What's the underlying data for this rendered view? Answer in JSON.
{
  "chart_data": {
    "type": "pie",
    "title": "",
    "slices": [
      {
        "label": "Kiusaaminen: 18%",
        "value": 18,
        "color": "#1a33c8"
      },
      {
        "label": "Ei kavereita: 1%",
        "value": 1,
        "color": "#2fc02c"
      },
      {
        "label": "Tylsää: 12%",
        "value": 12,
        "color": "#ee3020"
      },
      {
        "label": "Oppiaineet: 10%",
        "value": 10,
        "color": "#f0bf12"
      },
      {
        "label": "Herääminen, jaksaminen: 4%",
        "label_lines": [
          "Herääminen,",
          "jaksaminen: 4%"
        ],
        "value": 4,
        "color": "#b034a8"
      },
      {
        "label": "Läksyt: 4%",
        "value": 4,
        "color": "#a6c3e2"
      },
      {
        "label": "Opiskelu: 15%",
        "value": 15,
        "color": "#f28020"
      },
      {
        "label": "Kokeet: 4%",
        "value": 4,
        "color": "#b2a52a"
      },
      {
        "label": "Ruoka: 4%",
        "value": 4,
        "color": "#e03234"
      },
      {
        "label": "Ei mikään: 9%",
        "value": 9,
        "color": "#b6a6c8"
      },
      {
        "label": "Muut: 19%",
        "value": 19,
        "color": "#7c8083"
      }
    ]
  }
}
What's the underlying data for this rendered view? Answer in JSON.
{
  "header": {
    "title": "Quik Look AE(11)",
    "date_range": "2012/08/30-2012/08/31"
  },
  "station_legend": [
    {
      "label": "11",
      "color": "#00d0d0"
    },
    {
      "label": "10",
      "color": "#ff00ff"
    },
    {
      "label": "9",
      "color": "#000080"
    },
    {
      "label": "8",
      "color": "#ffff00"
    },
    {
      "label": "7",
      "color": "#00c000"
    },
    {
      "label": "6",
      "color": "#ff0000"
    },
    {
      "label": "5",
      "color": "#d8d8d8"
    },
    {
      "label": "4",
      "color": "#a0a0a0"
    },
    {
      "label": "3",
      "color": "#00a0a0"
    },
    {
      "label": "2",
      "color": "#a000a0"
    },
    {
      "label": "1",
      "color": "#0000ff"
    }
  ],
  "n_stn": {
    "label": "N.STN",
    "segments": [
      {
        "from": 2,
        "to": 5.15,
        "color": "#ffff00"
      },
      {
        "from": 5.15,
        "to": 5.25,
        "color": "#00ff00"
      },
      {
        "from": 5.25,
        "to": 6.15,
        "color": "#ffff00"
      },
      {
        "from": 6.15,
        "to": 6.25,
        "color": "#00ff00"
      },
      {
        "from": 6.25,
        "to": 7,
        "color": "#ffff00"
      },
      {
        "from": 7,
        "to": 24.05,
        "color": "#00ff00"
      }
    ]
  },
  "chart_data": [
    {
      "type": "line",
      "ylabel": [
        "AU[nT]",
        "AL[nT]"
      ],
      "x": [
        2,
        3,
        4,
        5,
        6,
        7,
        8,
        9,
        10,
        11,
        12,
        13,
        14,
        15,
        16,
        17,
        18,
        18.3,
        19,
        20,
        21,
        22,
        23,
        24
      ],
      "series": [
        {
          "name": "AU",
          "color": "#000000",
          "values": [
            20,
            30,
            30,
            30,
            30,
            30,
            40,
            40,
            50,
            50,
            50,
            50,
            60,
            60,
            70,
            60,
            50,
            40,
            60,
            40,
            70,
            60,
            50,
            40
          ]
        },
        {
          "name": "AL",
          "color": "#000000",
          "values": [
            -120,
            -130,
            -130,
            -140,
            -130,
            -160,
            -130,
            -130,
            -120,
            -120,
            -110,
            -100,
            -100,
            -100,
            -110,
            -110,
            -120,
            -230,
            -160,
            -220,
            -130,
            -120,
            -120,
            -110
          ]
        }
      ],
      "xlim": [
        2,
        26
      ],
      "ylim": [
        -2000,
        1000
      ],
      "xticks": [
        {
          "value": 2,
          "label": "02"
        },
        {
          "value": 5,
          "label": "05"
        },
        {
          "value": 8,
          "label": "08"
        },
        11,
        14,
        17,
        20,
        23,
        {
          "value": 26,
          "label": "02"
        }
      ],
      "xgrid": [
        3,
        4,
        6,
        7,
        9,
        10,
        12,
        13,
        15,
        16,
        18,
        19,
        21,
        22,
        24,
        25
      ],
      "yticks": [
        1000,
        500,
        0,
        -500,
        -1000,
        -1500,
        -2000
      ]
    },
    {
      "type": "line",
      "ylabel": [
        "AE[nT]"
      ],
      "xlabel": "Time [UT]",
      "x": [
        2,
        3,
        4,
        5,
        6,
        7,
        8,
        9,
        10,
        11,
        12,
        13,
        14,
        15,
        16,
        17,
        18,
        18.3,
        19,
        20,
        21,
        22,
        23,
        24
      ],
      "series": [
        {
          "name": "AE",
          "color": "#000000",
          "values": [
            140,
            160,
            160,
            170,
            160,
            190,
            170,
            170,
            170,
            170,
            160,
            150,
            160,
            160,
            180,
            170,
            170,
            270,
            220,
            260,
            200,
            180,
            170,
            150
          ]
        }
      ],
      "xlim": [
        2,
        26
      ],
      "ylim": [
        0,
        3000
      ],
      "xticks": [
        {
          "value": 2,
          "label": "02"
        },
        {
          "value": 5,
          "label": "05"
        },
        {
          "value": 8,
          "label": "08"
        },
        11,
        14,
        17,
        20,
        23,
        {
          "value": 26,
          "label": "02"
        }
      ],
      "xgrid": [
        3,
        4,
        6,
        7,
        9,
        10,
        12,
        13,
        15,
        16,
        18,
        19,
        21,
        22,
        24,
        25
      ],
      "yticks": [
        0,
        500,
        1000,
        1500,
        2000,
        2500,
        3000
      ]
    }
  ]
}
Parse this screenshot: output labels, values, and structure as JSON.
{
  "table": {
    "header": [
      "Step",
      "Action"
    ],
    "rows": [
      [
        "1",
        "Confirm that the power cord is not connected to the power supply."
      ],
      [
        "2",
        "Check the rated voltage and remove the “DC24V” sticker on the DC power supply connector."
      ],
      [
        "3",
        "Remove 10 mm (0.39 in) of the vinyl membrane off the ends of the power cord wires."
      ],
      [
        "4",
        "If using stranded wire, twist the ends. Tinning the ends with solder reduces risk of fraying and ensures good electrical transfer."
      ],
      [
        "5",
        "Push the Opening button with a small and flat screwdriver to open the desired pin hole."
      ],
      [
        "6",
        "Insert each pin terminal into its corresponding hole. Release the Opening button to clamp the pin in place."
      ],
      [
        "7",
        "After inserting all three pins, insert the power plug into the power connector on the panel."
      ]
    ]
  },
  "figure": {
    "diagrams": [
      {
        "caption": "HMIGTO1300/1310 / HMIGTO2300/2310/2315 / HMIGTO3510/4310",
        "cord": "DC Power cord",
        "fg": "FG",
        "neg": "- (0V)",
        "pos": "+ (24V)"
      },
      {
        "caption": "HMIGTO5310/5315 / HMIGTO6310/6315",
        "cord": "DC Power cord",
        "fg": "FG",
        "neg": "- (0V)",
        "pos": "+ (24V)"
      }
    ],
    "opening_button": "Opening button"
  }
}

Exercise prompt :: Out of the material above, gather each line where "caption" appears.

Answer to the task ::
        "caption": "HMIGTO1300/1310 / HMIGTO2300/2310/2315 / HMIGTO3510/4310",
        "caption": "HMIGTO5310/5315 / HMIGTO6310/6315",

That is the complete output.